Indicate only the number of lines in the listing below in which the word "afirmativas" appears.

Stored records
-.-.-

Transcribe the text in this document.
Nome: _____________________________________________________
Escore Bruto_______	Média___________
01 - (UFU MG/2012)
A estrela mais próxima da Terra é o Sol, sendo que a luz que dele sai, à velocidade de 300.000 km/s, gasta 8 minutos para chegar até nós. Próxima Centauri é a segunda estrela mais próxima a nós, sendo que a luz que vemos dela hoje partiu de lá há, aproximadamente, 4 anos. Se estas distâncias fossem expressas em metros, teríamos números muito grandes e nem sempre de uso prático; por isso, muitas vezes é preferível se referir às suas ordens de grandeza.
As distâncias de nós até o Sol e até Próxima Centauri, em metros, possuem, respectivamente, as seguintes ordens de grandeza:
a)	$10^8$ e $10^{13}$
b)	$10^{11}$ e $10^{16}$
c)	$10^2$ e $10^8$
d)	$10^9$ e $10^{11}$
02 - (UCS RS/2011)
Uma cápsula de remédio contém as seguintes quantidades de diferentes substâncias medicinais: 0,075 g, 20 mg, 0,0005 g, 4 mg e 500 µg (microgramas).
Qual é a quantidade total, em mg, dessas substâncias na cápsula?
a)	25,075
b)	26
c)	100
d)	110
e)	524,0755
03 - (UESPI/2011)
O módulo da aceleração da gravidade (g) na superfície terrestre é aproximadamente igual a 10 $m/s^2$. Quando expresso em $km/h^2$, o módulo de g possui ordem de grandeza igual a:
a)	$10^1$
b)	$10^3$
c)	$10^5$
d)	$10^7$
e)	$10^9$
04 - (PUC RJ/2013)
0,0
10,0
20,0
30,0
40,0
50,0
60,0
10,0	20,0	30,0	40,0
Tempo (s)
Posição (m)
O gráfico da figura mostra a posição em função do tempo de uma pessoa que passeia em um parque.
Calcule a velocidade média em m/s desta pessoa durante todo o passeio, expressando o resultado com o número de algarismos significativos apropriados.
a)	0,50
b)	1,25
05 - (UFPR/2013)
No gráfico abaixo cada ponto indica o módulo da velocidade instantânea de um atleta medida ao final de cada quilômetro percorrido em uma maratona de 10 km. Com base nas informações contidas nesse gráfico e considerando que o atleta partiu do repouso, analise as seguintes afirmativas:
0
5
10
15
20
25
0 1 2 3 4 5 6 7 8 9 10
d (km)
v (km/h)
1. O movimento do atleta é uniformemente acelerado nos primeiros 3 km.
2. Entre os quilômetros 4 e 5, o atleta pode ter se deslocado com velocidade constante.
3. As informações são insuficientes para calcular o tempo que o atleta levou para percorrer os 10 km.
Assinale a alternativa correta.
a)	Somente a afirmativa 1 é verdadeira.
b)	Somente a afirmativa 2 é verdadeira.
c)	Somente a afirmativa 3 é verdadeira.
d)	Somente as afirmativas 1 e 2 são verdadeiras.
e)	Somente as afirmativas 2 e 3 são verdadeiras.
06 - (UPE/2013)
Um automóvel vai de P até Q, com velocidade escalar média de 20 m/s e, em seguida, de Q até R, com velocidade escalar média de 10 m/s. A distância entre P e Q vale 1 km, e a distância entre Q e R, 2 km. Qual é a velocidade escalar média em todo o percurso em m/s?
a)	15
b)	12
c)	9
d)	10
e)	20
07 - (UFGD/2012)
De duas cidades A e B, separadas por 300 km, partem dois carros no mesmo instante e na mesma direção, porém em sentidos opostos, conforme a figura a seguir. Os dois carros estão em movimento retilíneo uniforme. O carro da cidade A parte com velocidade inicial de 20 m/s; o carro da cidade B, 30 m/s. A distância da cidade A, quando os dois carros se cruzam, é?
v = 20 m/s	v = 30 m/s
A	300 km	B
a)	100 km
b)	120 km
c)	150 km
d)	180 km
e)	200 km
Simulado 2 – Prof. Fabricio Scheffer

-.-.-

» Written answer:
3